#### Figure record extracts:
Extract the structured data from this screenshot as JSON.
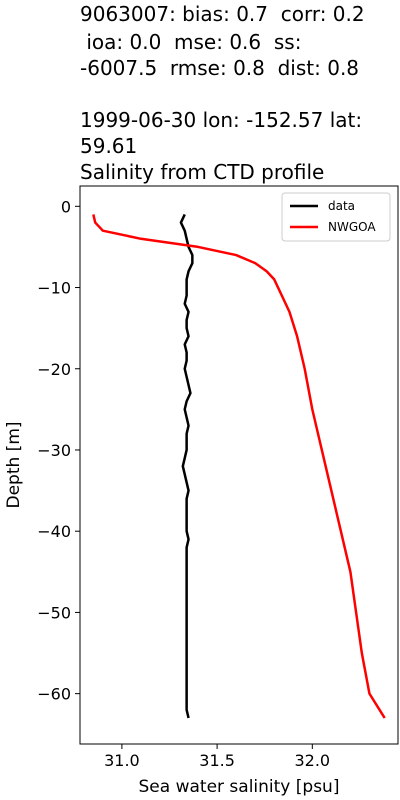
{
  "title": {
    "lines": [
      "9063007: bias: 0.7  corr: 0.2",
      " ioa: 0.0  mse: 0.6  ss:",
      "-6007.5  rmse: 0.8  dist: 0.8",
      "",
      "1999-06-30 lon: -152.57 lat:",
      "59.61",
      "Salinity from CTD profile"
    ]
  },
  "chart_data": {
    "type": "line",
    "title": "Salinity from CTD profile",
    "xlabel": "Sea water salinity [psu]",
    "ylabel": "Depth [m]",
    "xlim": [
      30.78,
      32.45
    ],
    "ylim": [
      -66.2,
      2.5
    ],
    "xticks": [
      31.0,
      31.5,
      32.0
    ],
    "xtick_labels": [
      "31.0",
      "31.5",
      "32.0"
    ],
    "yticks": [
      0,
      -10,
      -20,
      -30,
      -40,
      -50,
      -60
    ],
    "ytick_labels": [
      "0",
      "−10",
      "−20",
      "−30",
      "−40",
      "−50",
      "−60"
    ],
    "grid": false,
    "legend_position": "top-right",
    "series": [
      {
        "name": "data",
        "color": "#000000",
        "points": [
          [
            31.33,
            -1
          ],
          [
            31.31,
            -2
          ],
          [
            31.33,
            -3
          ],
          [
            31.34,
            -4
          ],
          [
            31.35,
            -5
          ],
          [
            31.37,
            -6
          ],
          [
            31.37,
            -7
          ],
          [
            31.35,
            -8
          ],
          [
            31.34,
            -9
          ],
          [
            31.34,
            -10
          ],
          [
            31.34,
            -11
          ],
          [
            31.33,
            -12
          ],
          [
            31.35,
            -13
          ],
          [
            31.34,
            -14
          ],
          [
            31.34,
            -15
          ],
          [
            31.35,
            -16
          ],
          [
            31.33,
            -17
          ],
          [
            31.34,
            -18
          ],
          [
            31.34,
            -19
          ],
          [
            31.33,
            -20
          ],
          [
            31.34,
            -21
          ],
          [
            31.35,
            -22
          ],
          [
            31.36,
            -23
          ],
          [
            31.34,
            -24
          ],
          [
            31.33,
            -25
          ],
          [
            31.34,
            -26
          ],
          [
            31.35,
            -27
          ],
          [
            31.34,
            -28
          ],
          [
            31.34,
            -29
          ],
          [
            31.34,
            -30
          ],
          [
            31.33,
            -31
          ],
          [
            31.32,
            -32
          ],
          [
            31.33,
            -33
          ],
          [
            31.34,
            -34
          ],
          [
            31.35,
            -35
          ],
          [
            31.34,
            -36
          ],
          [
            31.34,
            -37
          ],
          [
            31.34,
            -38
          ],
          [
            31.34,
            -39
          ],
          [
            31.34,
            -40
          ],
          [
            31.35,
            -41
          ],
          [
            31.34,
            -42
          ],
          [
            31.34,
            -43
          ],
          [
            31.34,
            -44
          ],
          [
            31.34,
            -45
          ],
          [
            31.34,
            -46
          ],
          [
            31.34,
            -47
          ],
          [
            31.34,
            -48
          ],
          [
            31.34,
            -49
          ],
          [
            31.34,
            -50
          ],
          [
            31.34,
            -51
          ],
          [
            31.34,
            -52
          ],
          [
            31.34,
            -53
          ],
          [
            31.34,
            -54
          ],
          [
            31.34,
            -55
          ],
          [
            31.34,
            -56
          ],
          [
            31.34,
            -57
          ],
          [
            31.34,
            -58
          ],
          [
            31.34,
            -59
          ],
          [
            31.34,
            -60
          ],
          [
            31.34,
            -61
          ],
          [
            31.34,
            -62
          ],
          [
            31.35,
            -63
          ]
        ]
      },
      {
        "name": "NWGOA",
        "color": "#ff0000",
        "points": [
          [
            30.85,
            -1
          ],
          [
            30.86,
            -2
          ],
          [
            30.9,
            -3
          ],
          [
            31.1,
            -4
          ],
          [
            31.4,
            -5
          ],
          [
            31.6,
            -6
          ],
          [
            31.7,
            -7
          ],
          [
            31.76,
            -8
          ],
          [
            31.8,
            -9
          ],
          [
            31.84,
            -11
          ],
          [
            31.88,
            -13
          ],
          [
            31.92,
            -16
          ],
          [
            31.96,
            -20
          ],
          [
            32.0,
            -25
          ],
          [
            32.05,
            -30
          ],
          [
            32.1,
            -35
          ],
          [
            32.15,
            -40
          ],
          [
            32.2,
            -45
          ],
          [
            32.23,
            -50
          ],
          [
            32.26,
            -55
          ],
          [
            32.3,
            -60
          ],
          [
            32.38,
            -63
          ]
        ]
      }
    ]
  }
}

#### Exercise objective:
Identify the lines above that contain the word "title", then copy them.

#### Solved exercise:
  "title": {
    "title": "Salinity from CTD profile",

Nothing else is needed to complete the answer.